* **Exercise**
Every entry below should be repeated exactly; the pictures should not.

* **Extracted material**
★ ★ ★ ★ ★

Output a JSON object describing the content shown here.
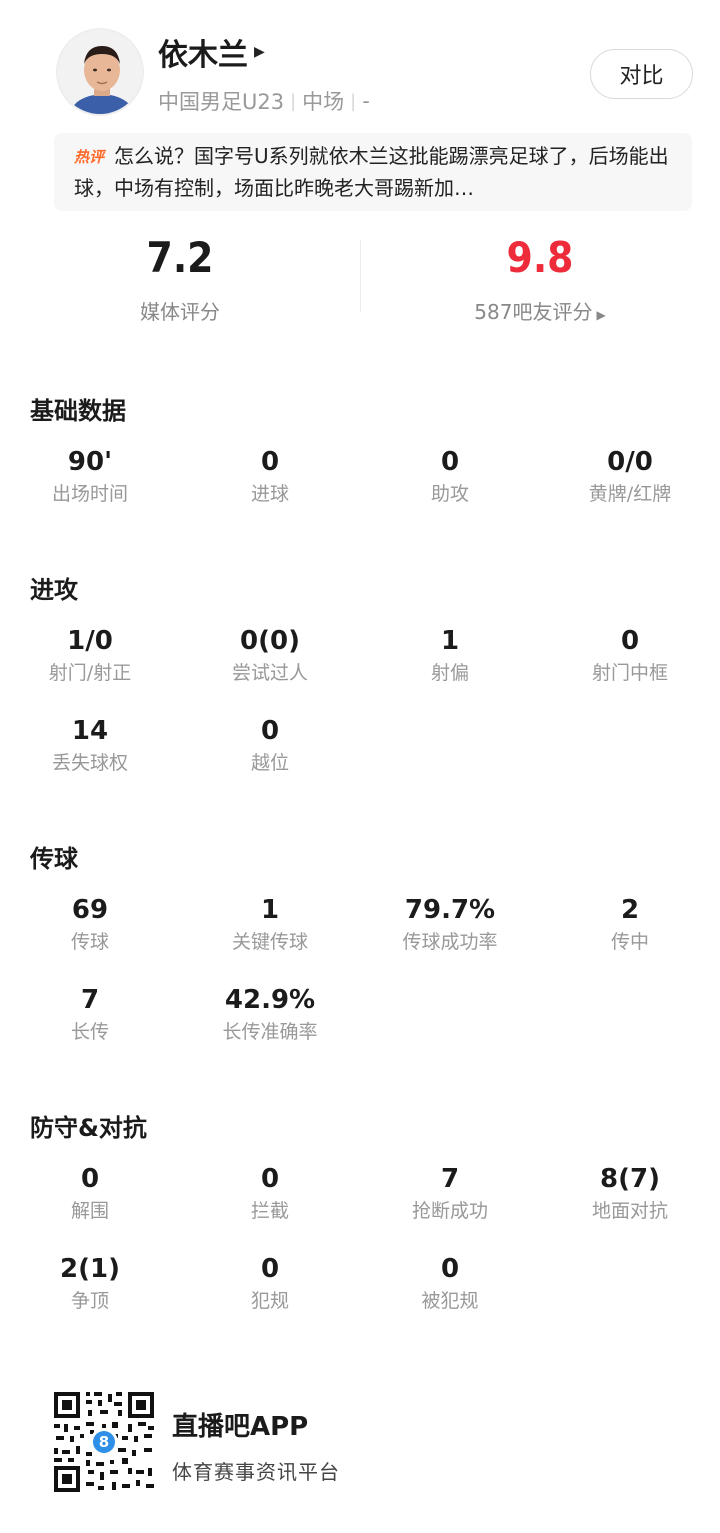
{
  "player": {
    "name": "依木兰",
    "team": "中国男足U23",
    "position": "中场",
    "extra": "-"
  },
  "compare_label": "对比",
  "hot_comment": {
    "badge": "热评",
    "text": "怎么说？国字号U系列就依木兰这批能踢漂亮足球了，后场能出球，中场有控制，场面比昨晚老大哥踢新加…"
  },
  "ratings": {
    "media_value": "7.2",
    "media_label": "媒体评分",
    "fans_value": "9.8",
    "fans_label": "587吧友评分"
  },
  "sections": {
    "basic": {
      "title": "基础数据",
      "stats": [
        {
          "value": "90'",
          "label": "出场时间"
        },
        {
          "value": "0",
          "label": "进球"
        },
        {
          "value": "0",
          "label": "助攻"
        },
        {
          "value": "0/0",
          "label": "黄牌/红牌"
        }
      ]
    },
    "attack": {
      "title": "进攻",
      "stats": [
        {
          "value": "1/0",
          "label": "射门/射正"
        },
        {
          "value": "0(0)",
          "label": "尝试过人"
        },
        {
          "value": "1",
          "label": "射偏"
        },
        {
          "value": "0",
          "label": "射门中框"
        },
        {
          "value": "14",
          "label": "丢失球权"
        },
        {
          "value": "0",
          "label": "越位"
        }
      ]
    },
    "passing": {
      "title": "传球",
      "stats": [
        {
          "value": "69",
          "label": "传球"
        },
        {
          "value": "1",
          "label": "关键传球"
        },
        {
          "value": "79.7%",
          "label": "传球成功率"
        },
        {
          "value": "2",
          "label": "传中"
        },
        {
          "value": "7",
          "label": "长传"
        },
        {
          "value": "42.9%",
          "label": "长传准确率"
        }
      ]
    },
    "defense": {
      "title": "防守&对抗",
      "stats": [
        {
          "value": "0",
          "label": "解围"
        },
        {
          "value": "0",
          "label": "拦截"
        },
        {
          "value": "7",
          "label": "抢断成功"
        },
        {
          "value": "8(7)",
          "label": "地面对抗"
        },
        {
          "value": "2(1)",
          "label": "争顶"
        },
        {
          "value": "0",
          "label": "犯规"
        },
        {
          "value": "0",
          "label": "被犯规"
        }
      ]
    }
  },
  "footer": {
    "app_name": "直播吧APP",
    "slogan": "体育赛事资讯平台",
    "qr_badge": "8"
  },
  "colors": {
    "fan_rating": "#ee2b3a",
    "hot_badge": "#ff6a2b",
    "muted_text": "#999999"
  }
}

★ ★ ★ ★ ★

* **Exercise result**
Output a JSON object describing the content shown here.
{
  "player": {
    "name": "依木兰",
    "team": "中国男足U23",
    "position": "中场",
    "extra": "-"
  },
  "compare_label": "对比",
  "hot_comment": {
    "badge": "热评",
    "text": "怎么说？国字号U系列就依木兰这批能踢漂亮足球了，后场能出球，中场有控制，场面比昨晚老大哥踢新加…"
  },
  "ratings": {
    "media_value": "7.2",
    "media_label": "媒体评分",
    "fans_value": "9.8",
    "fans_label": "587吧友评分"
  },
  "sections": {
    "basic": {
      "title": "基础数据",
      "stats": [
        {
          "value": "90'",
          "label": "出场时间"
        },
        {
          "value": "0",
          "label": "进球"
        },
        {
          "value": "0",
          "label": "助攻"
        },
        {
          "value": "0/0",
          "label": "黄牌/红牌"
        }
      ]
    },
    "attack": {
      "title": "进攻",
      "stats": [
        {
          "value": "1/0",
          "label": "射门/射正"
        },
        {
          "value": "0(0)",
          "label": "尝试过人"
        },
        {
          "value": "1",
          "label": "射偏"
        },
        {
          "value": "0",
          "label": "射门中框"
        },
        {
          "value": "14",
          "label": "丢失球权"
        },
        {
          "value": "0",
          "label": "越位"
        }
      ]
    },
    "passing": {
      "title": "传球",
      "stats": [
        {
          "value": "69",
          "label": "传球"
        },
        {
          "value": "1",
          "label": "关键传球"
        },
        {
          "value": "79.7%",
          "label": "传球成功率"
        },
        {
          "value": "2",
          "label": "传中"
        },
        {
          "value": "7",
          "label": "长传"
        },
        {
          "value": "42.9%",
          "label": "长传准确率"
        }
      ]
    },
    "defense": {
      "title": "防守&对抗",
      "stats": [
        {
          "value": "0",
          "label": "解围"
        },
        {
          "value": "0",
          "label": "拦截"
        },
        {
          "value": "7",
          "label": "抢断成功"
        },
        {
          "value": "8(7)",
          "label": "地面对抗"
        },
        {
          "value": "2(1)",
          "label": "争顶"
        },
        {
          "value": "0",
          "label": "犯规"
        },
        {
          "value": "0",
          "label": "被犯规"
        }
      ]
    }
  },
  "footer": {
    "app_name": "直播吧APP",
    "slogan": "体育赛事资讯平台",
    "qr_badge": "8"
  },
  "colors": {
    "fan_rating": "#ee2b3a",
    "hot_badge": "#ff6a2b",
    "muted_text": "#999999"
  }
}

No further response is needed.